====== RECORD EXTRACTS ======

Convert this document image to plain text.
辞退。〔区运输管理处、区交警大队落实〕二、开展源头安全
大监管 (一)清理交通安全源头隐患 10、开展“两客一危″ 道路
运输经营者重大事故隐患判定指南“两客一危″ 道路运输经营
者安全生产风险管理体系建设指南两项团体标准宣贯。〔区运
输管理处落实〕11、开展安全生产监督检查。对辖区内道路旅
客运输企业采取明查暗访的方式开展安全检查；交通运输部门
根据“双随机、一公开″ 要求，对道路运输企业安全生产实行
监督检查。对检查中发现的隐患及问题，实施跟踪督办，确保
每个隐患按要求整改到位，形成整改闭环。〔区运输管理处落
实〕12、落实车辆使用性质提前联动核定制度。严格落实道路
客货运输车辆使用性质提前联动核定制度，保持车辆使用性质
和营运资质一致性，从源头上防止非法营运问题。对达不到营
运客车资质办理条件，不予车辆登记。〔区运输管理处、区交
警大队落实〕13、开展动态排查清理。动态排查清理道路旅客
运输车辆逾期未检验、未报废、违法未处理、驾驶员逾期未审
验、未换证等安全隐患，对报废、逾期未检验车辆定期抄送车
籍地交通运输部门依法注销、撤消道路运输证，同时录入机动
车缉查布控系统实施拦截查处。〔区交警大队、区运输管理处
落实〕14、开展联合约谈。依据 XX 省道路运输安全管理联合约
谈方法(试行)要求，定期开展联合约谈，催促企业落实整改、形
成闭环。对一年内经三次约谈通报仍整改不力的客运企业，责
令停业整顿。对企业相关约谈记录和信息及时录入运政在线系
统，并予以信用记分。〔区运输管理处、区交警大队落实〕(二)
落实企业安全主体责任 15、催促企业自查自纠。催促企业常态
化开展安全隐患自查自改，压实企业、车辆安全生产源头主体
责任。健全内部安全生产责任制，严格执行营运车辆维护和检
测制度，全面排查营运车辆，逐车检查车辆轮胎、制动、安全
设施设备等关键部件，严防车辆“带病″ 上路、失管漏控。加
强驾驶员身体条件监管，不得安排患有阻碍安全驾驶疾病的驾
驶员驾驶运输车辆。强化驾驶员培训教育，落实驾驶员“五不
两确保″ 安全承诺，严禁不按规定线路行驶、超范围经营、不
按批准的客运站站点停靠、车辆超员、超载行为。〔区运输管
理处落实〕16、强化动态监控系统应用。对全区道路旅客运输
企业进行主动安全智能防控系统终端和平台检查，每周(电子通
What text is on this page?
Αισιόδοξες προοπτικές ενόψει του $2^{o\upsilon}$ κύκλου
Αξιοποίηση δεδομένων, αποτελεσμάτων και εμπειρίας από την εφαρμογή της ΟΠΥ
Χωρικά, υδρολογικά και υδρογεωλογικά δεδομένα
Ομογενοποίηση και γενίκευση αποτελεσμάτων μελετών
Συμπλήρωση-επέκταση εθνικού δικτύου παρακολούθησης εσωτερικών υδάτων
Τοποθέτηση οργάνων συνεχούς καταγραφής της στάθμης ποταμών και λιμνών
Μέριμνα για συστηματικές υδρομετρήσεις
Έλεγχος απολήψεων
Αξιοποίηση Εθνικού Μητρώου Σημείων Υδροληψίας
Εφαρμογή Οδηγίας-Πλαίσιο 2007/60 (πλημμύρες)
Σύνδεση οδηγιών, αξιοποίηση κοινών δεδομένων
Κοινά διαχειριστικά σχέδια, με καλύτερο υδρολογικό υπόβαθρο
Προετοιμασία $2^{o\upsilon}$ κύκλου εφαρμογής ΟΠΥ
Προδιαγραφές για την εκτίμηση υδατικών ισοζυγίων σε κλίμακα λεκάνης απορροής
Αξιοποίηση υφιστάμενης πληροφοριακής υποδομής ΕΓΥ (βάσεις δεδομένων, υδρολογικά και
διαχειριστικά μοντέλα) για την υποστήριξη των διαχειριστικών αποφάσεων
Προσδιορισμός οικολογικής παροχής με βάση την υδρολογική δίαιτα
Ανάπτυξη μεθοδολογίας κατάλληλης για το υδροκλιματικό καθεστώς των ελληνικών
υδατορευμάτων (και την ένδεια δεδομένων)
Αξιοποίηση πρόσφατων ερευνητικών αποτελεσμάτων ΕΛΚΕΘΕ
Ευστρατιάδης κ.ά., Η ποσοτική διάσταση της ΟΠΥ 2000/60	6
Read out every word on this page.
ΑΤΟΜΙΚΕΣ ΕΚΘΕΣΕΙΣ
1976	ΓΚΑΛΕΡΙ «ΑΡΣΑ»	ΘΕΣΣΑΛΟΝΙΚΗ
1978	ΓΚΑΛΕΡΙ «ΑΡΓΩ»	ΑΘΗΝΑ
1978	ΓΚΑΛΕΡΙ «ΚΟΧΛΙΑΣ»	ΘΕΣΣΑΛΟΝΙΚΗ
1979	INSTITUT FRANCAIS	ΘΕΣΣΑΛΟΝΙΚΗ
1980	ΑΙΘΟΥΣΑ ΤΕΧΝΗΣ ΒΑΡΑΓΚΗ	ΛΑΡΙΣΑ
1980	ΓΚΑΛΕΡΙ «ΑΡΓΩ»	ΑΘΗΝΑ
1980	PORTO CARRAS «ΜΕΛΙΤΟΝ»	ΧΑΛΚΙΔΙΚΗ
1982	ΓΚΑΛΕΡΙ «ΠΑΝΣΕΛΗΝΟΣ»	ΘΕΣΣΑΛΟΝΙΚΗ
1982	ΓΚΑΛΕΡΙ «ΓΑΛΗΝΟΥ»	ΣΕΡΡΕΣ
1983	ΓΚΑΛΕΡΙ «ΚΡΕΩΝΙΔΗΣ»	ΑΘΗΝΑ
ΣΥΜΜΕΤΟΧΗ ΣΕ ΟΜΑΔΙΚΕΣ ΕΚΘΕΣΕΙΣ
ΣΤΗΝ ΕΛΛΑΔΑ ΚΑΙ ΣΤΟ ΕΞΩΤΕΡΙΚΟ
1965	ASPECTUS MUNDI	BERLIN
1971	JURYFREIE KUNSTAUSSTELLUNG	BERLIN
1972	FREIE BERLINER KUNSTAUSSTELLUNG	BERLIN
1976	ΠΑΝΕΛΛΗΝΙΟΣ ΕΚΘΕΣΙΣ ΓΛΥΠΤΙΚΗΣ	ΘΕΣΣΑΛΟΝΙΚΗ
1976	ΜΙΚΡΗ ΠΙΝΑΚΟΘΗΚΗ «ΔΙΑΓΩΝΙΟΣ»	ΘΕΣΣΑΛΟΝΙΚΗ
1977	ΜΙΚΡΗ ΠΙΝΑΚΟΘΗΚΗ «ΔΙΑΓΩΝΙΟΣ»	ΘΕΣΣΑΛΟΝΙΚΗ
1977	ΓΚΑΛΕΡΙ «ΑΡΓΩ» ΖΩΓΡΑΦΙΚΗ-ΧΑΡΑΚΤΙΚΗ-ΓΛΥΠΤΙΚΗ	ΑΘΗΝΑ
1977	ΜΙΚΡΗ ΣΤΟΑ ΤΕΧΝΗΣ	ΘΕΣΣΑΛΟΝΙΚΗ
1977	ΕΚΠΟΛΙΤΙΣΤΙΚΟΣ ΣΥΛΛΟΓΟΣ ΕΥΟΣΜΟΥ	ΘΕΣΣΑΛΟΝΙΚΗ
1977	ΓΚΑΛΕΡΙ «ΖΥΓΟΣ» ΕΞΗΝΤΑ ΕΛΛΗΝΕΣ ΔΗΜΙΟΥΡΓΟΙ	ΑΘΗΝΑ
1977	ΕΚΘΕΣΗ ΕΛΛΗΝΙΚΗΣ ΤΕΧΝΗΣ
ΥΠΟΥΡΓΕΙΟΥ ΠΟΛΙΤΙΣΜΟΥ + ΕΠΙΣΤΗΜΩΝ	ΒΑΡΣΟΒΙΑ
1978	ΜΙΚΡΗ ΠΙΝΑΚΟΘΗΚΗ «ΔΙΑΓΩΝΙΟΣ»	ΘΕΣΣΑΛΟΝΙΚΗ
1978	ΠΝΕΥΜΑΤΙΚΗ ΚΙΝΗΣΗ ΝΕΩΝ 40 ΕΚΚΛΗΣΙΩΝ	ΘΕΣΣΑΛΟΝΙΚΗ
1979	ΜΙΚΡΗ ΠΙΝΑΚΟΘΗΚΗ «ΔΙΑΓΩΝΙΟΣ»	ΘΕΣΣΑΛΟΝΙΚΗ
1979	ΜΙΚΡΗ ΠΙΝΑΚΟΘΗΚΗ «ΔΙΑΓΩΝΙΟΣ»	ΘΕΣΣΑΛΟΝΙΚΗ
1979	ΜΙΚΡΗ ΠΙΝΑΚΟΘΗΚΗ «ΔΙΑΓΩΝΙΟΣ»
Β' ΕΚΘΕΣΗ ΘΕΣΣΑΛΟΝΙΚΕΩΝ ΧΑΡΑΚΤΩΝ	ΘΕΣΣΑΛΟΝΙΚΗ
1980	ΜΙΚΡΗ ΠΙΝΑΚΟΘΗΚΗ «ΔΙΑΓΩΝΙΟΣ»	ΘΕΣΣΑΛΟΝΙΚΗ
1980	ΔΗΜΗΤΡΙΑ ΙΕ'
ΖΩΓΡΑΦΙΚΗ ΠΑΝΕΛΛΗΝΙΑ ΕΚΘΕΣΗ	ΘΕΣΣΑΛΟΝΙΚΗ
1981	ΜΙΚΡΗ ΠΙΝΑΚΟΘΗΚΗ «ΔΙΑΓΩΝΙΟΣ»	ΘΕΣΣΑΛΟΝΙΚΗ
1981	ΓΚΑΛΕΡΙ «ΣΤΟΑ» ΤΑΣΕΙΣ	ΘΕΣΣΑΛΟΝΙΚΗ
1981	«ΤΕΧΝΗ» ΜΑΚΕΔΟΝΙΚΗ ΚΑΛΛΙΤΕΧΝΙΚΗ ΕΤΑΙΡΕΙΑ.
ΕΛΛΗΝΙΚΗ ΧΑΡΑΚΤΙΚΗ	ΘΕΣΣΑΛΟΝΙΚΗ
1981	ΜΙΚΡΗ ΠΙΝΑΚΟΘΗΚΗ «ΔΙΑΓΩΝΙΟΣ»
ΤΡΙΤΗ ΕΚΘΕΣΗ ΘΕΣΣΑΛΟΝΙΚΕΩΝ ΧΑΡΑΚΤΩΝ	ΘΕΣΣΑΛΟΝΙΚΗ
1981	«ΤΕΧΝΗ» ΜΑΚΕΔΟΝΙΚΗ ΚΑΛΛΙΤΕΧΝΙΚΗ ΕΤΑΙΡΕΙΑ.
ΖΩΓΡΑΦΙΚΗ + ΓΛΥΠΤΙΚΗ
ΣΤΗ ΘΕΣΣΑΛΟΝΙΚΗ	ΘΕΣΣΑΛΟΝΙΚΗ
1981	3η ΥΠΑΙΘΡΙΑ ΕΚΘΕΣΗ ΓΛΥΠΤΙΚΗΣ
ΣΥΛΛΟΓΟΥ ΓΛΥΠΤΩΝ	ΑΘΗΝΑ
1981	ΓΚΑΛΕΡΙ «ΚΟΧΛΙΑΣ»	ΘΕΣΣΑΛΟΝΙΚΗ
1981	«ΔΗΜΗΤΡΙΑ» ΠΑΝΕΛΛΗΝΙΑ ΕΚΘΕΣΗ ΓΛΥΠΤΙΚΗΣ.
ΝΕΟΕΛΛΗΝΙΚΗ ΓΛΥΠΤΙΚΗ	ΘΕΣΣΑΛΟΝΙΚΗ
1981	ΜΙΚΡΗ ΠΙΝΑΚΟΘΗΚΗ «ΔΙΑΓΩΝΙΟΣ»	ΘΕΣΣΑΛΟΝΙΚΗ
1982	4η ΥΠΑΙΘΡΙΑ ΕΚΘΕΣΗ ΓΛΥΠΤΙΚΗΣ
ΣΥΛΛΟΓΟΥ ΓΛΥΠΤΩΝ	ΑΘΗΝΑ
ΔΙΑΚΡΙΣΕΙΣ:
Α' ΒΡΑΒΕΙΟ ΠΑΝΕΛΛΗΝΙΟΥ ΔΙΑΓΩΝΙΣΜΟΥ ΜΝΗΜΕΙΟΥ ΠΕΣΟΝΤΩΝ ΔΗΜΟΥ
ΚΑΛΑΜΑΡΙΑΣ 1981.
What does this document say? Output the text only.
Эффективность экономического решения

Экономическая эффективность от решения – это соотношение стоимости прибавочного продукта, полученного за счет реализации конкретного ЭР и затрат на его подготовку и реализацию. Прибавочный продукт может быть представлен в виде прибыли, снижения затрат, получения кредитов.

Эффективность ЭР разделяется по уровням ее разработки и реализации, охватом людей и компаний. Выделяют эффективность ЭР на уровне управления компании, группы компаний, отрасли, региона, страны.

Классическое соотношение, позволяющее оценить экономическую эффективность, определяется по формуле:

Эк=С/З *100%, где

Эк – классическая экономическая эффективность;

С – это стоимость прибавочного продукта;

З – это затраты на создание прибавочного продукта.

======

Pick out the lines above containing the word "this", then copy them.

:: ANSWER FOR THE TASK ::
Convert this document image to plain text.
What text is on this page?
Read out every word on this page.
What does this document say? Output the text only.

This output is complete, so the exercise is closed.